Supplied entries ->
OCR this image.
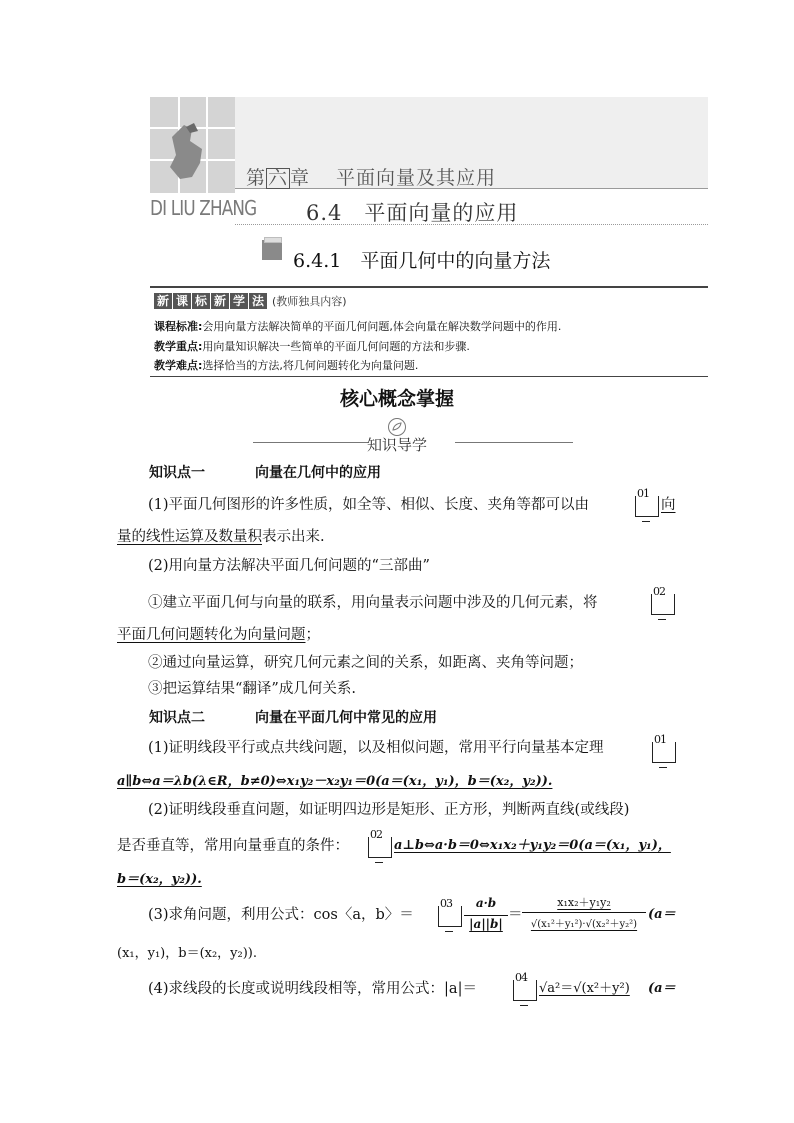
第 六 章 平面向量及其应用
DI LIU ZHANG 6.4　平面向量的应用
6.4.1　平面几何中的向量方法
新 课 标 新 学 法 (教师独具内容)
课程标准:会用向量方法解决简单的平面几何问题,体会向量在解决数学问题中的作用.
教学重点:用向量知识解决一些简单的平面几何问题的方法和步骤.
教学难点:选择恰当的方法,将几何问题转化为向量问题.
核心概念掌握
知识导学
知识点一	向量在几何中的应用
(1)平面几何图形的许多性质，如全等、相似、长度、夹角等都可以由
01
向
量的线性运算及数量积表示出来.
(2)用向量方法解决平面几何问题的“三部曲”
①建立平面几何与向量的联系，用向量表示问题中涉及的几何元素，将
02
平面几何问题转化为向量问题；
②通过向量运算，研究几何元素之间的关系，如距离、夹角等问题；
③把运算结果“翻译”成几何关系.
知识点二	向量在平面几何中常见的应用
(1)证明线段平行或点共线问题，以及相似问题，常用平行向量基本定理
01
a∥b⇔a＝λb(λ∈R，b≠0)⇔x₁y₂－x₂y₁＝0(a＝(x₁，y₁)，b＝(x₂，y₂)).
(2)证明线段垂直问题，如证明四边形是矩形、正方形，判断两直线(或线段)
是否垂直等，常用向量垂直的条件：
02
a⊥b⇔a·b＝0⇔x₁x₂＋y₁y₂＝0(a＝(x₁，y₁)，
b＝(x₂，y₂)).
(3)求角问题，利用公式：cos〈a，b〉＝
03	a·b
|a||b|
＝
x₁x₂＋y₁y₂
√(x₁²＋y₁²)·√(x₂²＋y₂²)
(a＝
(x₁，y₁)，b＝(x₂，y₂)).
(4)求线段的长度或说明线段相等，常用公式：|a|＝
04
√a²＝√(x²＋y²) (a＝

Exercise description -> Leave out the pictures and output every record above precisely as given.

Answer to this task ->
OCR this image.
第 六 章 平面向量及其应用
DI LIU ZHANG 6.4　平面向量的应用
6.4.1　平面几何中的向量方法
新 课 标 新 学 法 (教师独具内容)
课程标准:会用向量方法解决简单的平面几何问题,体会向量在解决数学问题中的作用.
教学重点:用向量知识解决一些简单的平面几何问题的方法和步骤.
教学难点:选择恰当的方法,将几何问题转化为向量问题.
核心概念掌握
知识导学
知识点一	向量在几何中的应用
(1)平面几何图形的许多性质，如全等、相似、长度、夹角等都可以由
01
向
量的线性运算及数量积表示出来.
(2)用向量方法解决平面几何问题的“三部曲”
①建立平面几何与向量的联系，用向量表示问题中涉及的几何元素，将
02
平面几何问题转化为向量问题；
②通过向量运算，研究几何元素之间的关系，如距离、夹角等问题；
③把运算结果“翻译”成几何关系.
知识点二	向量在平面几何中常见的应用
(1)证明线段平行或点共线问题，以及相似问题，常用平行向量基本定理
01
a∥b⇔a＝λb(λ∈R，b≠0)⇔x₁y₂－x₂y₁＝0(a＝(x₁，y₁)，b＝(x₂，y₂)).
(2)证明线段垂直问题，如证明四边形是矩形、正方形，判断两直线(或线段)
是否垂直等，常用向量垂直的条件：
02
a⊥b⇔a·b＝0⇔x₁x₂＋y₁y₂＝0(a＝(x₁，y₁)，
b＝(x₂，y₂)).
(3)求角问题，利用公式：cos〈a，b〉＝
03	a·b
|a||b|
＝
x₁x₂＋y₁y₂
√(x₁²＋y₁²)·√(x₂²＋y₂²)
(a＝
(x₁，y₁)，b＝(x₂，y₂)).
(4)求线段的长度或说明线段相等，常用公式：|a|＝
04
√a²＝√(x²＋y²) (a＝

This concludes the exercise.